**Requirements**. Write out word for word each line from the one containing "Transcribe this image's" through the close of the listing, including both ends. Pictures do not belong in the copy.

─── Extracted data ───

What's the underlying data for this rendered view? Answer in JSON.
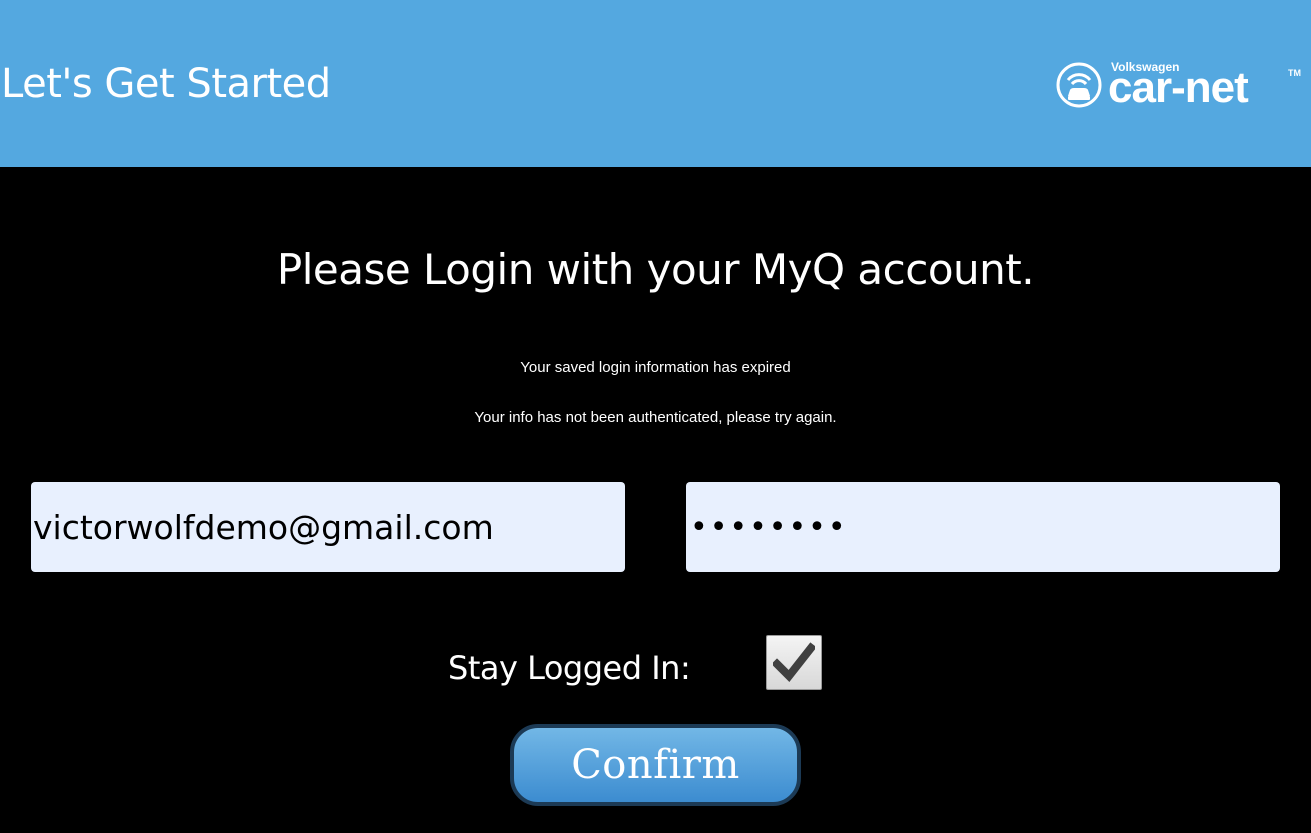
{
  "header": {
    "title": "Let's Get Started",
    "logo": {
      "brand": "Volkswagen",
      "name": "car-net",
      "trademark": "TM",
      "icon": "car-wifi-icon"
    },
    "background_color": "#54a8e0"
  },
  "main": {
    "heading": "Please Login with your MyQ account.",
    "messages": {
      "expired": "Your saved login information has expired",
      "auth_failed": "Your info has not been authenticated, please try again."
    }
  },
  "form": {
    "email": {
      "value": "victorwolfdemo@gmail.com"
    },
    "password": {
      "value": "••••••••"
    },
    "stay_logged_in": {
      "label": "Stay Logged In:",
      "checked": true,
      "icon": "checkmark-icon"
    },
    "confirm_label": "Confirm"
  }
}
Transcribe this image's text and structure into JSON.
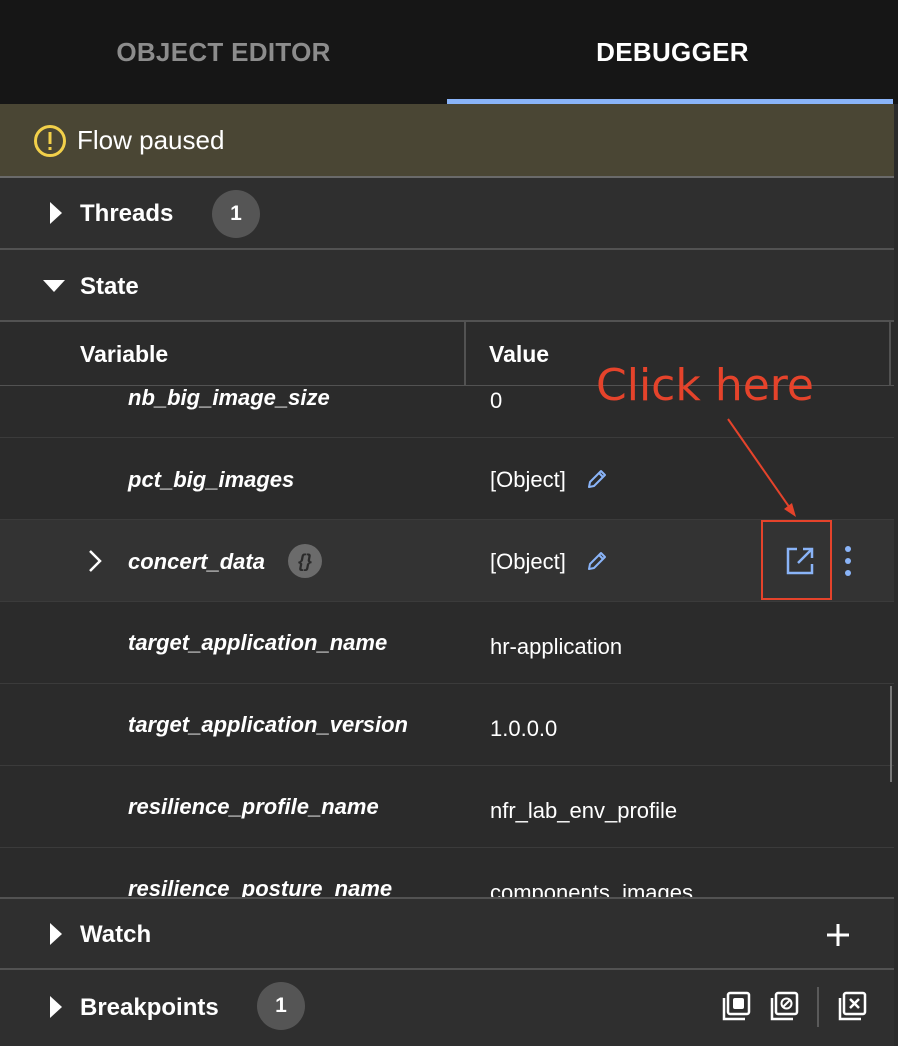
{
  "tabs": [
    {
      "label": "OBJECT EDITOR",
      "active": false
    },
    {
      "label": "DEBUGGER",
      "active": true
    }
  ],
  "status_banner": {
    "icon": "warning-circle-icon",
    "text": "Flow paused",
    "color": "#4a4634"
  },
  "threads": {
    "label": "Threads",
    "count": "1",
    "expanded": false
  },
  "state": {
    "label": "State",
    "expanded": true,
    "columns": [
      "Variable",
      "Value"
    ],
    "rows": [
      {
        "name": "nb_big_image_size",
        "value": "0"
      },
      {
        "name": "pct_big_images",
        "value": "[Object]",
        "editable": true
      },
      {
        "name": "concert_data",
        "value": "[Object]",
        "editable": true,
        "expandable": true,
        "badge": "{}",
        "selected": true
      },
      {
        "name": "target_application_name",
        "value": "hr-application"
      },
      {
        "name": "target_application_version",
        "value": "1.0.0.0"
      },
      {
        "name": "resilience_profile_name",
        "value": "nfr_lab_env_profile"
      },
      {
        "name": "resilience_posture_name",
        "value": "components_images"
      }
    ]
  },
  "annotation": {
    "text": "Click here",
    "color": "#e5432b"
  },
  "watch": {
    "label": "Watch",
    "add_icon": "plus-icon"
  },
  "breakpoints": {
    "label": "Breakpoints",
    "count": "1"
  },
  "accent_color": "#8ab4f8"
}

───

**The completed task**.
Transcribe this image's text and structure into JSON.
{
  "tabs": [
    {
      "label": "OBJECT EDITOR",
      "active": false
    },
    {
      "label": "DEBUGGER",
      "active": true
    }
  ],
  "status_banner": {
    "icon": "warning-circle-icon",
    "text": "Flow paused",
    "color": "#4a4634"
  },
  "threads": {
    "label": "Threads",
    "count": "1",
    "expanded": false
  },
  "state": {
    "label": "State",
    "expanded": true,
    "columns": [
      "Variable",
      "Value"
    ],
    "rows": [
      {
        "name": "nb_big_image_size",
        "value": "0"
      },
      {
        "name": "pct_big_images",
        "value": "[Object]",
        "editable": true
      },
      {
        "name": "concert_data",
        "value": "[Object]",
        "editable": true,
        "expandable": true,
        "badge": "{}",
        "selected": true
      },
      {
        "name": "target_application_name",
        "value": "hr-application"
      },
      {
        "name": "target_application_version",
        "value": "1.0.0.0"
      },
      {
        "name": "resilience_profile_name",
        "value": "nfr_lab_env_profile"
      },
      {
        "name": "resilience_posture_name",
        "value": "components_images"
      }
    ]
  },
  "annotation": {
    "text": "Click here",
    "color": "#e5432b"
  },
  "watch": {
    "label": "Watch",
    "add_icon": "plus-icon"
  },
  "breakpoints": {
    "label": "Breakpoints",
    "count": "1"
  },
  "accent_color": "#8ab4f8"
}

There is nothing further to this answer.